### Requirements
Copy each line exactly. Leave nothing out.

-- START --

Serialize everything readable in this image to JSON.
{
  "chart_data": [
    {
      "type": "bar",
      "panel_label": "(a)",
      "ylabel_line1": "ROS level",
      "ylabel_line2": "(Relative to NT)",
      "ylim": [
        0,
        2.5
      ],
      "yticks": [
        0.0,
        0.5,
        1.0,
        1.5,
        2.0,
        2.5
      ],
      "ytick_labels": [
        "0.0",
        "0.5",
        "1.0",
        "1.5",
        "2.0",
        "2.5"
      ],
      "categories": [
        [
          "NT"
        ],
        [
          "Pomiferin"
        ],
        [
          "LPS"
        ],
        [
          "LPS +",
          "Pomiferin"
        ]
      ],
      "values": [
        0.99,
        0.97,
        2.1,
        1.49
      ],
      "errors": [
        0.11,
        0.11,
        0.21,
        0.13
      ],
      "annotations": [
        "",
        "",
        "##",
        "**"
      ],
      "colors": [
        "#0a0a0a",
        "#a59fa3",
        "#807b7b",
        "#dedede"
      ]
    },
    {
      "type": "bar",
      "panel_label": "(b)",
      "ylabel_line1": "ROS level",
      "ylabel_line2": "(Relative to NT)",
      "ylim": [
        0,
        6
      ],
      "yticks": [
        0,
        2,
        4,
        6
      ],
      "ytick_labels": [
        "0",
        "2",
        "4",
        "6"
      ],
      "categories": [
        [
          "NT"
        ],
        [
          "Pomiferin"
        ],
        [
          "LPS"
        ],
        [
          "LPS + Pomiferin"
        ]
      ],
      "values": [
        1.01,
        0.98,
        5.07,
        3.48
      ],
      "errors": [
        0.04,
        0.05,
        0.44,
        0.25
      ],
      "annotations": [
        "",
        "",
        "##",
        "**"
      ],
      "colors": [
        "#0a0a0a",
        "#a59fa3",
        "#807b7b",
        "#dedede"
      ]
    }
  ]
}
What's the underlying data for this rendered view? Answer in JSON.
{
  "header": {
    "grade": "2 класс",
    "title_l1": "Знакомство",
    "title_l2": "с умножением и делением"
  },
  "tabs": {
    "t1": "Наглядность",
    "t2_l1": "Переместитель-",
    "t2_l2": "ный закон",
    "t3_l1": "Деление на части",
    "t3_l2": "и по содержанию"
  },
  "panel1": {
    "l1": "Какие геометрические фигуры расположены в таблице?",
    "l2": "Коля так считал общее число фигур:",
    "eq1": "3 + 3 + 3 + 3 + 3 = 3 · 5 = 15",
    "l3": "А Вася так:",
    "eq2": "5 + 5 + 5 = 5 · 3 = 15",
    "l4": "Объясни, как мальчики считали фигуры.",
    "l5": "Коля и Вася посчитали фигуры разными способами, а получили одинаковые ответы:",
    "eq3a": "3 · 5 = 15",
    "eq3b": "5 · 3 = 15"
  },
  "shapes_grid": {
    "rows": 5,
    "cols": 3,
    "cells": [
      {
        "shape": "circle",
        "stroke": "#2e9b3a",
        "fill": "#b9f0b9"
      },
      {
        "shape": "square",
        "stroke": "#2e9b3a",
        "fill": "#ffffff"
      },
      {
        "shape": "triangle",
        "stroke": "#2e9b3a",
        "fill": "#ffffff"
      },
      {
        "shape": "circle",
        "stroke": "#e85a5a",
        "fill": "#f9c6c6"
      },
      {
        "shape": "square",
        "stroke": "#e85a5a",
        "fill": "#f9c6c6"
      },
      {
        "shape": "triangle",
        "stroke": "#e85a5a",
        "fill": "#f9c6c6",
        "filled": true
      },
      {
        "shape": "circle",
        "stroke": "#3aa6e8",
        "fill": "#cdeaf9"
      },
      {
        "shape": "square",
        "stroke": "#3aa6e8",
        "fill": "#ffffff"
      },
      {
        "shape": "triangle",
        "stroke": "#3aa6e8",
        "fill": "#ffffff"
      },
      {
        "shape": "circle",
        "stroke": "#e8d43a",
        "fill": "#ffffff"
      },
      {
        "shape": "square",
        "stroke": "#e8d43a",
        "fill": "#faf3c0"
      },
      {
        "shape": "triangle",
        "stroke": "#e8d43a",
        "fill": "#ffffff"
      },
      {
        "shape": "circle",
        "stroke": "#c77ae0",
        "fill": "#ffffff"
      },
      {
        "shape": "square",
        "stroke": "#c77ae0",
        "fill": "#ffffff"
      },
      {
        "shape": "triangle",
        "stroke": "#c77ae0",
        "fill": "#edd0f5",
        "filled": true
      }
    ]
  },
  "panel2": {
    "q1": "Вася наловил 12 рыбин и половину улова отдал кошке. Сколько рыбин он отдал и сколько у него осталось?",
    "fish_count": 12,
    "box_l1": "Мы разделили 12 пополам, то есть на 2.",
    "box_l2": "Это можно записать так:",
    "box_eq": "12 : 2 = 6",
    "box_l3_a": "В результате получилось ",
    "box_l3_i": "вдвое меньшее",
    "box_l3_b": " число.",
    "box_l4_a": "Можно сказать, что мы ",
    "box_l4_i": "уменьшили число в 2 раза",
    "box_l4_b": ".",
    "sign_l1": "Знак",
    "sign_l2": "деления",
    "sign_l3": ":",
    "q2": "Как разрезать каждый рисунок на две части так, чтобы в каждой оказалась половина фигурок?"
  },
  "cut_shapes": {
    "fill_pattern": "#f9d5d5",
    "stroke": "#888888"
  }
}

-- END --

### Output for this task
Serialize everything readable in this image to JSON.
{
  "chart_data": [
    {
      "type": "bar",
      "panel_label": "(a)",
      "ylabel_line1": "ROS level",
      "ylabel_line2": "(Relative to NT)",
      "ylim": [
        0,
        2.5
      ],
      "yticks": [
        0.0,
        0.5,
        1.0,
        1.5,
        2.0,
        2.5
      ],
      "ytick_labels": [
        "0.0",
        "0.5",
        "1.0",
        "1.5",
        "2.0",
        "2.5"
      ],
      "categories": [
        [
          "NT"
        ],
        [
          "Pomiferin"
        ],
        [
          "LPS"
        ],
        [
          "LPS +",
          "Pomiferin"
        ]
      ],
      "values": [
        0.99,
        0.97,
        2.1,
        1.49
      ],
      "errors": [
        0.11,
        0.11,
        0.21,
        0.13
      ],
      "annotations": [
        "",
        "",
        "##",
        "**"
      ],
      "colors": [
        "#0a0a0a",
        "#a59fa3",
        "#807b7b",
        "#dedede"
      ]
    },
    {
      "type": "bar",
      "panel_label": "(b)",
      "ylabel_line1": "ROS level",
      "ylabel_line2": "(Relative to NT)",
      "ylim": [
        0,
        6
      ],
      "yticks": [
        0,
        2,
        4,
        6
      ],
      "ytick_labels": [
        "0",
        "2",
        "4",
        "6"
      ],
      "categories": [
        [
          "NT"
        ],
        [
          "Pomiferin"
        ],
        [
          "LPS"
        ],
        [
          "LPS + Pomiferin"
        ]
      ],
      "values": [
        1.01,
        0.98,
        5.07,
        3.48
      ],
      "errors": [
        0.04,
        0.05,
        0.44,
        0.25
      ],
      "annotations": [
        "",
        "",
        "##",
        "**"
      ],
      "colors": [
        "#0a0a0a",
        "#a59fa3",
        "#807b7b",
        "#dedede"
      ]
    }
  ]
}
What's the underlying data for this rendered view? Answer in JSON.
{
  "header": {
    "grade": "2 класс",
    "title_l1": "Знакомство",
    "title_l2": "с умножением и делением"
  },
  "tabs": {
    "t1": "Наглядность",
    "t2_l1": "Переместитель-",
    "t2_l2": "ный закон",
    "t3_l1": "Деление на части",
    "t3_l2": "и по содержанию"
  },
  "panel1": {
    "l1": "Какие геометрические фигуры расположены в таблице?",
    "l2": "Коля так считал общее число фигур:",
    "eq1": "3 + 3 + 3 + 3 + 3 = 3 · 5 = 15",
    "l3": "А Вася так:",
    "eq2": "5 + 5 + 5 = 5 · 3 = 15",
    "l4": "Объясни, как мальчики считали фигуры.",
    "l5": "Коля и Вася посчитали фигуры разными способами, а получили одинаковые ответы:",
    "eq3a": "3 · 5 = 15",
    "eq3b": "5 · 3 = 15"
  },
  "shapes_grid": {
    "rows": 5,
    "cols": 3,
    "cells": [
      {
        "shape": "circle",
        "stroke": "#2e9b3a",
        "fill": "#b9f0b9"
      },
      {
        "shape": "square",
        "stroke": "#2e9b3a",
        "fill": "#ffffff"
      },
      {
        "shape": "triangle",
        "stroke": "#2e9b3a",
        "fill": "#ffffff"
      },
      {
        "shape": "circle",
        "stroke": "#e85a5a",
        "fill": "#f9c6c6"
      },
      {
        "shape": "square",
        "stroke": "#e85a5a",
        "fill": "#f9c6c6"
      },
      {
        "shape": "triangle",
        "stroke": "#e85a5a",
        "fill": "#f9c6c6",
        "filled": true
      },
      {
        "shape": "circle",
        "stroke": "#3aa6e8",
        "fill": "#cdeaf9"
      },
      {
        "shape": "square",
        "stroke": "#3aa6e8",
        "fill": "#ffffff"
      },
      {
        "shape": "triangle",
        "stroke": "#3aa6e8",
        "fill": "#ffffff"
      },
      {
        "shape": "circle",
        "stroke": "#e8d43a",
        "fill": "#ffffff"
      },
      {
        "shape": "square",
        "stroke": "#e8d43a",
        "fill": "#faf3c0"
      },
      {
        "shape": "triangle",
        "stroke": "#e8d43a",
        "fill": "#ffffff"
      },
      {
        "shape": "circle",
        "stroke": "#c77ae0",
        "fill": "#ffffff"
      },
      {
        "shape": "square",
        "stroke": "#c77ae0",
        "fill": "#ffffff"
      },
      {
        "shape": "triangle",
        "stroke": "#c77ae0",
        "fill": "#edd0f5",
        "filled": true
      }
    ]
  },
  "panel2": {
    "q1": "Вася наловил 12 рыбин и половину улова отдал кошке. Сколько рыбин он отдал и сколько у него осталось?",
    "fish_count": 12,
    "box_l1": "Мы разделили 12 пополам, то есть на 2.",
    "box_l2": "Это можно записать так:",
    "box_eq": "12 : 2 = 6",
    "box_l3_a": "В результате получилось ",
    "box_l3_i": "вдвое меньшее",
    "box_l3_b": " число.",
    "box_l4_a": "Можно сказать, что мы ",
    "box_l4_i": "уменьшили число в 2 раза",
    "box_l4_b": ".",
    "sign_l1": "Знак",
    "sign_l2": "деления",
    "sign_l3": ":",
    "q2": "Как разрезать каждый рисунок на две части так, чтобы в каждой оказалась половина фигурок?"
  },
  "cut_shapes": {
    "fill_pattern": "#f9d5d5",
    "stroke": "#888888"
  }
}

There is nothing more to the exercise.